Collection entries
>>

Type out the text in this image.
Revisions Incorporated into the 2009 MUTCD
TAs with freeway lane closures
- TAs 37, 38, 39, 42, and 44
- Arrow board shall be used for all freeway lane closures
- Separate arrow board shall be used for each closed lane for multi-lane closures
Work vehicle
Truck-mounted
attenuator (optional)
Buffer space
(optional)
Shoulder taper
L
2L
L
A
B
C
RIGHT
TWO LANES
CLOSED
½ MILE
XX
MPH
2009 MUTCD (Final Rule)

<<

YOUR OBJECTIVE> In the records above, locate the lines holding the word "closures". Copy each of them.

EXERCISE RESPONSE>
TAs with freeway lane closures
- Arrow board shall be used for all freeway lane closures
- Separate arrow board shall be used for each closed lane for multi-lane closures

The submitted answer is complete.